● **Instructions for the task**: Quote the listing below in its entirety.

----

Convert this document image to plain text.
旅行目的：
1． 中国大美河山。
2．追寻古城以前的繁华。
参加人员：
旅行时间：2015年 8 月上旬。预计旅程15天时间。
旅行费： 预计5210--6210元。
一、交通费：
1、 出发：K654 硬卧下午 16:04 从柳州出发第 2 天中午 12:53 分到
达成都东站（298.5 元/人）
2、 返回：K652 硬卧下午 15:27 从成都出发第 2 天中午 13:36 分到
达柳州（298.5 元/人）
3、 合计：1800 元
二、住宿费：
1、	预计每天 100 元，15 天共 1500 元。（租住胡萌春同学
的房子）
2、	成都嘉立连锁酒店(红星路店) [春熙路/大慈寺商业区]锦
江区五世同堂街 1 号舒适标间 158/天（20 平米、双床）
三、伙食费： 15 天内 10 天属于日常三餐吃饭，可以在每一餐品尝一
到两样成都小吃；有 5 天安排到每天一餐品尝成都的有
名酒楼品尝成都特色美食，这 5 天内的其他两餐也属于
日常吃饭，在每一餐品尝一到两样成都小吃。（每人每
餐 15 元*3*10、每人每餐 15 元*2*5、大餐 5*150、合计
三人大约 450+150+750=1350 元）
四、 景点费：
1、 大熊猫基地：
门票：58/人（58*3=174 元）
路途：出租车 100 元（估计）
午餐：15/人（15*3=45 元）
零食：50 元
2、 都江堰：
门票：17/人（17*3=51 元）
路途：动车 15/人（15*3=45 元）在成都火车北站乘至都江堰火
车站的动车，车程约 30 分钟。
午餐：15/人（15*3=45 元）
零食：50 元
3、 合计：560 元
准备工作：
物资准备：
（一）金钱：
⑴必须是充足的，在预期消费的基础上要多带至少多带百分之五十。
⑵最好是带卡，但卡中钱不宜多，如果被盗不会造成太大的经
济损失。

----

● **Task answer**:
Convert this document image to plain text.
旅行目的：
1． 中国大美河山。
2．追寻古城以前的繁华。
参加人员：
旅行时间：2015年 8 月上旬。预计旅程15天时间。
旅行费： 预计5210--6210元。
一、交通费：
1、 出发：K654 硬卧下午 16:04 从柳州出发第 2 天中午 12:53 分到
达成都东站（298.5 元/人）
2、 返回：K652 硬卧下午 15:27 从成都出发第 2 天中午 13:36 分到
达柳州（298.5 元/人）
3、 合计：1800 元
二、住宿费：
1、	预计每天 100 元，15 天共 1500 元。（租住胡萌春同学
的房子）
2、	成都嘉立连锁酒店(红星路店) [春熙路/大慈寺商业区]锦
江区五世同堂街 1 号舒适标间 158/天（20 平米、双床）
三、伙食费： 15 天内 10 天属于日常三餐吃饭，可以在每一餐品尝一
到两样成都小吃；有 5 天安排到每天一餐品尝成都的有
名酒楼品尝成都特色美食，这 5 天内的其他两餐也属于
日常吃饭，在每一餐品尝一到两样成都小吃。（每人每
餐 15 元*3*10、每人每餐 15 元*2*5、大餐 5*150、合计
三人大约 450+150+750=1350 元）
四、 景点费：
1、 大熊猫基地：
门票：58/人（58*3=174 元）
路途：出租车 100 元（估计）
午餐：15/人（15*3=45 元）
零食：50 元
2、 都江堰：
门票：17/人（17*3=51 元）
路途：动车 15/人（15*3=45 元）在成都火车北站乘至都江堰火
车站的动车，车程约 30 分钟。
午餐：15/人（15*3=45 元）
零食：50 元
3、 合计：560 元
准备工作：
物资准备：
（一）金钱：
⑴必须是充足的，在预期消费的基础上要多带至少多带百分之五十。
⑵最好是带卡，但卡中钱不宜多，如果被盗不会造成太大的经
济损失。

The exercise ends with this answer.